--- START OF GIVEN ENTRIES ---
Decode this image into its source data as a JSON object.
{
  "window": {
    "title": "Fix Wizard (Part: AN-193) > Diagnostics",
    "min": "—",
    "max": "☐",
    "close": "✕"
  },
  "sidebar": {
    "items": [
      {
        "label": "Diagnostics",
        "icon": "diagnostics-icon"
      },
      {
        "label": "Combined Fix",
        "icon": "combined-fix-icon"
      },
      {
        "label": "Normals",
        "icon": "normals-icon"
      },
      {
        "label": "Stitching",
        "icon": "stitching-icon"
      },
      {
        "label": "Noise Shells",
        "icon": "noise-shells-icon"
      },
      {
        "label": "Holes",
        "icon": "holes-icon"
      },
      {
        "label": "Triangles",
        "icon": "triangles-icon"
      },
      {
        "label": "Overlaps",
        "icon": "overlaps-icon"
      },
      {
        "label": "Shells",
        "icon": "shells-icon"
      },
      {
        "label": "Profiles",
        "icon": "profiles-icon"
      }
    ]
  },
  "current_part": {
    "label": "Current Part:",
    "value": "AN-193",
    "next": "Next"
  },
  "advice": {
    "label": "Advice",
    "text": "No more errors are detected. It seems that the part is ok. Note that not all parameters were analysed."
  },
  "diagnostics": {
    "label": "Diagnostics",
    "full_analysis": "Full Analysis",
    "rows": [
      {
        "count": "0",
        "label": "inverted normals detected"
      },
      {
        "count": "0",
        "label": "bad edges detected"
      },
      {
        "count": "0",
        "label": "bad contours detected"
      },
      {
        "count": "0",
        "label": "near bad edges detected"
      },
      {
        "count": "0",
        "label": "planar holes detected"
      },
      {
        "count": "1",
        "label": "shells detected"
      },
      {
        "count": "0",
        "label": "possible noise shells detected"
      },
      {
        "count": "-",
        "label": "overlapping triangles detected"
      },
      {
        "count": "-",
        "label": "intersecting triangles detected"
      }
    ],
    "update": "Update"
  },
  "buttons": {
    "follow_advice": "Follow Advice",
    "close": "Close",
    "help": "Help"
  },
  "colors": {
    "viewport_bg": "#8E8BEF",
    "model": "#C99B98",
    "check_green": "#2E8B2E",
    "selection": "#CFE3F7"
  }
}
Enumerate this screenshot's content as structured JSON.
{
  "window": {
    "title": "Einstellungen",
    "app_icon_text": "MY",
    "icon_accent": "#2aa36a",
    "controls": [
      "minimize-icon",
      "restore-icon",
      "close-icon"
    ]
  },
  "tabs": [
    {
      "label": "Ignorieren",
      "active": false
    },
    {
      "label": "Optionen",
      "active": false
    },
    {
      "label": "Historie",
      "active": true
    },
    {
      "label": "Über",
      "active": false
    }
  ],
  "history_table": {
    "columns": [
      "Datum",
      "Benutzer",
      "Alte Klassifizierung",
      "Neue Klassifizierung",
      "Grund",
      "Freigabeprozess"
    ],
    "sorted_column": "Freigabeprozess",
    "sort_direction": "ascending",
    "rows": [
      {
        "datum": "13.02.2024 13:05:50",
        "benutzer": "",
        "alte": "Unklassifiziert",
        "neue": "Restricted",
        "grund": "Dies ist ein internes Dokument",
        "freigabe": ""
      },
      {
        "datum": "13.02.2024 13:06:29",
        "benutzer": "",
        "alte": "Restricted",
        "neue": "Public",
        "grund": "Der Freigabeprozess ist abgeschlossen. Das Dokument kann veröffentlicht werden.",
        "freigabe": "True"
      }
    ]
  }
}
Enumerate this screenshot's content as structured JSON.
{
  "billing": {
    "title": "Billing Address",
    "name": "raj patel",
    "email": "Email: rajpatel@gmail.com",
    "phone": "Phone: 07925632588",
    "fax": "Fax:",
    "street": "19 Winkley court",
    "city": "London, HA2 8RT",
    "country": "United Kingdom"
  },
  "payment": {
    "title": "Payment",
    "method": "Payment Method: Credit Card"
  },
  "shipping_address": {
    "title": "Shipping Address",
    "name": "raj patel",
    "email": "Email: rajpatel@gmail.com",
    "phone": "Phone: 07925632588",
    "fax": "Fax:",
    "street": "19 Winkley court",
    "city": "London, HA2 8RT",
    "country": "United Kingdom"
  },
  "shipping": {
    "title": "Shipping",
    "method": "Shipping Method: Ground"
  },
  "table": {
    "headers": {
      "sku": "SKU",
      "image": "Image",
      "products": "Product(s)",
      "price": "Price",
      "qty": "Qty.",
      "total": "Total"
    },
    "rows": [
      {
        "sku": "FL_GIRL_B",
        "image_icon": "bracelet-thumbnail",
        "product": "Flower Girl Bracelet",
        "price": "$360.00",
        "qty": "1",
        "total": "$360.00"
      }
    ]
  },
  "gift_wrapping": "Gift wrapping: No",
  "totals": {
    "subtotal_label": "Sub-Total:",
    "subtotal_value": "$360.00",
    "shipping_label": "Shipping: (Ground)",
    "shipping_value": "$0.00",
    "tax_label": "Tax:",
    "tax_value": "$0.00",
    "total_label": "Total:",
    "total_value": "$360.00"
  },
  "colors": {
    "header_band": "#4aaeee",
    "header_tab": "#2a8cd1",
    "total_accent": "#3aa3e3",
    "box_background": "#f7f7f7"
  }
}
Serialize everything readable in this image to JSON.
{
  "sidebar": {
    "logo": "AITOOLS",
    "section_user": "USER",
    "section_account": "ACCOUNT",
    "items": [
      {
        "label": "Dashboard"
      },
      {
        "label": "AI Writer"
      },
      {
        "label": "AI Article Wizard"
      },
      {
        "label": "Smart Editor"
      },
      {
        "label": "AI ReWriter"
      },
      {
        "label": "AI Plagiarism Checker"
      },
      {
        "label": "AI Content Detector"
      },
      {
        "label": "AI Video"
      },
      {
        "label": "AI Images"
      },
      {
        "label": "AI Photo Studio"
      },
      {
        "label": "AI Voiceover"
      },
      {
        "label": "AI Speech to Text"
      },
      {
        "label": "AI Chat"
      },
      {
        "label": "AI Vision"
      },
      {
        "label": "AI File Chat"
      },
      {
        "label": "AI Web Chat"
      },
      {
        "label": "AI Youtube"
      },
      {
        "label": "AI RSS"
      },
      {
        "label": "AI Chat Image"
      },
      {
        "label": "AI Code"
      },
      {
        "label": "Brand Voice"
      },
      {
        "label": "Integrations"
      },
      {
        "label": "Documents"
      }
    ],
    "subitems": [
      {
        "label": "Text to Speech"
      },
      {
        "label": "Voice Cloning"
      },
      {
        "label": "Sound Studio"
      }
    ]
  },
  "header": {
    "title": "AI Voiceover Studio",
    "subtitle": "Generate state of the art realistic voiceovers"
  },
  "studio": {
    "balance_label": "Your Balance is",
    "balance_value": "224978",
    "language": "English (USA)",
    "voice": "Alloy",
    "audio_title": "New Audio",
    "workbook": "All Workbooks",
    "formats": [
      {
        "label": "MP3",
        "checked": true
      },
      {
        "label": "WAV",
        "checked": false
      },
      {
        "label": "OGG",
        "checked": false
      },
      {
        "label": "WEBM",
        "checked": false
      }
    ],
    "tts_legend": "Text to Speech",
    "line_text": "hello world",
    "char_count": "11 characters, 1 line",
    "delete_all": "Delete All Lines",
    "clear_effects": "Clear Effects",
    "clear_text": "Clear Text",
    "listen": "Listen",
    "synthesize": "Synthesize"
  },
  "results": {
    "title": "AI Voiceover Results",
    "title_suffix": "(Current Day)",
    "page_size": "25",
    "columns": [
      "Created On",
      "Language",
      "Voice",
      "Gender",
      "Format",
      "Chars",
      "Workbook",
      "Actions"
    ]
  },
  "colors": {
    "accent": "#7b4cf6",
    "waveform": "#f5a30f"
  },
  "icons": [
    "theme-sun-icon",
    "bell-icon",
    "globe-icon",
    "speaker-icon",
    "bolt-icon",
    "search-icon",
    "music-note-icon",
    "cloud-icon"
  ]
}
--- END OF GIVEN ENTRIES ---
:: WRITTEN PROBLEM ::
Every entry must be retyped in full, exactly as given.

:: EXERCISE RESPONSE ::
Decode this image into its source data as a JSON object.
{
  "window": {
    "title": "Fix Wizard (Part: AN-193) > Diagnostics",
    "min": "—",
    "max": "☐",
    "close": "✕"
  },
  "sidebar": {
    "items": [
      {
        "label": "Diagnostics",
        "icon": "diagnostics-icon"
      },
      {
        "label": "Combined Fix",
        "icon": "combined-fix-icon"
      },
      {
        "label": "Normals",
        "icon": "normals-icon"
      },
      {
        "label": "Stitching",
        "icon": "stitching-icon"
      },
      {
        "label": "Noise Shells",
        "icon": "noise-shells-icon"
      },
      {
        "label": "Holes",
        "icon": "holes-icon"
      },
      {
        "label": "Triangles",
        "icon": "triangles-icon"
      },
      {
        "label": "Overlaps",
        "icon": "overlaps-icon"
      },
      {
        "label": "Shells",
        "icon": "shells-icon"
      },
      {
        "label": "Profiles",
        "icon": "profiles-icon"
      }
    ]
  },
  "current_part": {
    "label": "Current Part:",
    "value": "AN-193",
    "next": "Next"
  },
  "advice": {
    "label": "Advice",
    "text": "No more errors are detected. It seems that the part is ok. Note that not all parameters were analysed."
  },
  "diagnostics": {
    "label": "Diagnostics",
    "full_analysis": "Full Analysis",
    "rows": [
      {
        "count": "0",
        "label": "inverted normals detected"
      },
      {
        "count": "0",
        "label": "bad edges detected"
      },
      {
        "count": "0",
        "label": "bad contours detected"
      },
      {
        "count": "0",
        "label": "near bad edges detected"
      },
      {
        "count": "0",
        "label": "planar holes detected"
      },
      {
        "count": "1",
        "label": "shells detected"
      },
      {
        "count": "0",
        "label": "possible noise shells detected"
      },
      {
        "count": "-",
        "label": "overlapping triangles detected"
      },
      {
        "count": "-",
        "label": "intersecting triangles detected"
      }
    ],
    "update": "Update"
  },
  "buttons": {
    "follow_advice": "Follow Advice",
    "close": "Close",
    "help": "Help"
  },
  "colors": {
    "viewport_bg": "#8E8BEF",
    "model": "#C99B98",
    "check_green": "#2E8B2E",
    "selection": "#CFE3F7"
  }
}
Enumerate this screenshot's content as structured JSON.
{
  "window": {
    "title": "Einstellungen",
    "app_icon_text": "MY",
    "icon_accent": "#2aa36a",
    "controls": [
      "minimize-icon",
      "restore-icon",
      "close-icon"
    ]
  },
  "tabs": [
    {
      "label": "Ignorieren",
      "active": false
    },
    {
      "label": "Optionen",
      "active": false
    },
    {
      "label": "Historie",
      "active": true
    },
    {
      "label": "Über",
      "active": false
    }
  ],
  "history_table": {
    "columns": [
      "Datum",
      "Benutzer",
      "Alte Klassifizierung",
      "Neue Klassifizierung",
      "Grund",
      "Freigabeprozess"
    ],
    "sorted_column": "Freigabeprozess",
    "sort_direction": "ascending",
    "rows": [
      {
        "datum": "13.02.2024 13:05:50",
        "benutzer": "",
        "alte": "Unklassifiziert",
        "neue": "Restricted",
        "grund": "Dies ist ein internes Dokument",
        "freigabe": ""
      },
      {
        "datum": "13.02.2024 13:06:29",
        "benutzer": "",
        "alte": "Restricted",
        "neue": "Public",
        "grund": "Der Freigabeprozess ist abgeschlossen. Das Dokument kann veröffentlicht werden.",
        "freigabe": "True"
      }
    ]
  }
}
Enumerate this screenshot's content as structured JSON.
{
  "billing": {
    "title": "Billing Address",
    "name": "raj patel",
    "email": "Email: rajpatel@gmail.com",
    "phone": "Phone: 07925632588",
    "fax": "Fax:",
    "street": "19 Winkley court",
    "city": "London, HA2 8RT",
    "country": "United Kingdom"
  },
  "payment": {
    "title": "Payment",
    "method": "Payment Method: Credit Card"
  },
  "shipping_address": {
    "title": "Shipping Address",
    "name": "raj patel",
    "email": "Email: rajpatel@gmail.com",
    "phone": "Phone: 07925632588",
    "fax": "Fax:",
    "street": "19 Winkley court",
    "city": "London, HA2 8RT",
    "country": "United Kingdom"
  },
  "shipping": {
    "title": "Shipping",
    "method": "Shipping Method: Ground"
  },
  "table": {
    "headers": {
      "sku": "SKU",
      "image": "Image",
      "products": "Product(s)",
      "price": "Price",
      "qty": "Qty.",
      "total": "Total"
    },
    "rows": [
      {
        "sku": "FL_GIRL_B",
        "image_icon": "bracelet-thumbnail",
        "product": "Flower Girl Bracelet",
        "price": "$360.00",
        "qty": "1",
        "total": "$360.00"
      }
    ]
  },
  "gift_wrapping": "Gift wrapping: No",
  "totals": {
    "subtotal_label": "Sub-Total:",
    "subtotal_value": "$360.00",
    "shipping_label": "Shipping: (Ground)",
    "shipping_value": "$0.00",
    "tax_label": "Tax:",
    "tax_value": "$0.00",
    "total_label": "Total:",
    "total_value": "$360.00"
  },
  "colors": {
    "header_band": "#4aaeee",
    "header_tab": "#2a8cd1",
    "total_accent": "#3aa3e3",
    "box_background": "#f7f7f7"
  }
}
Serialize everything readable in this image to JSON.
{
  "sidebar": {
    "logo": "AITOOLS",
    "section_user": "USER",
    "section_account": "ACCOUNT",
    "items": [
      {
        "label": "Dashboard"
      },
      {
        "label": "AI Writer"
      },
      {
        "label": "AI Article Wizard"
      },
      {
        "label": "Smart Editor"
      },
      {
        "label": "AI ReWriter"
      },
      {
        "label": "AI Plagiarism Checker"
      },
      {
        "label": "AI Content Detector"
      },
      {
        "label": "AI Video"
      },
      {
        "label": "AI Images"
      },
      {
        "label": "AI Photo Studio"
      },
      {
        "label": "AI Voiceover"
      },
      {
        "label": "AI Speech to Text"
      },
      {
        "label": "AI Chat"
      },
      {
        "label": "AI Vision"
      },
      {
        "label": "AI File Chat"
      },
      {
        "label": "AI Web Chat"
      },
      {
        "label": "AI Youtube"
      },
      {
        "label": "AI RSS"
      },
      {
        "label": "AI Chat Image"
      },
      {
        "label": "AI Code"
      },
      {
        "label": "Brand Voice"
      },
      {
        "label": "Integrations"
      },
      {
        "label": "Documents"
      }
    ],
    "subitems": [
      {
        "label": "Text to Speech"
      },
      {
        "label": "Voice Cloning"
      },
      {
        "label": "Sound Studio"
      }
    ]
  },
  "header": {
    "title": "AI Voiceover Studio",
    "subtitle": "Generate state of the art realistic voiceovers"
  },
  "studio": {
    "balance_label": "Your Balance is",
    "balance_value": "224978",
    "language": "English (USA)",
    "voice": "Alloy",
    "audio_title": "New Audio",
    "workbook": "All Workbooks",
    "formats": [
      {
        "label": "MP3",
        "checked": true
      },
      {
        "label": "WAV",
        "checked": false
      },
      {
        "label": "OGG",
        "checked": false
      },
      {
        "label": "WEBM",
        "checked": false
      }
    ],
    "tts_legend": "Text to Speech",
    "line_text": "hello world",
    "char_count": "11 characters, 1 line",
    "delete_all": "Delete All Lines",
    "clear_effects": "Clear Effects",
    "clear_text": "Clear Text",
    "listen": "Listen",
    "synthesize": "Synthesize"
  },
  "results": {
    "title": "AI Voiceover Results",
    "title_suffix": "(Current Day)",
    "page_size": "25",
    "columns": [
      "Created On",
      "Language",
      "Voice",
      "Gender",
      "Format",
      "Chars",
      "Workbook",
      "Actions"
    ]
  },
  "colors": {
    "accent": "#7b4cf6",
    "waveform": "#f5a30f"
  },
  "icons": [
    "theme-sun-icon",
    "bell-icon",
    "globe-icon",
    "speaker-icon",
    "bolt-icon",
    "search-icon",
    "music-note-icon",
    "cloud-icon"
  ]
}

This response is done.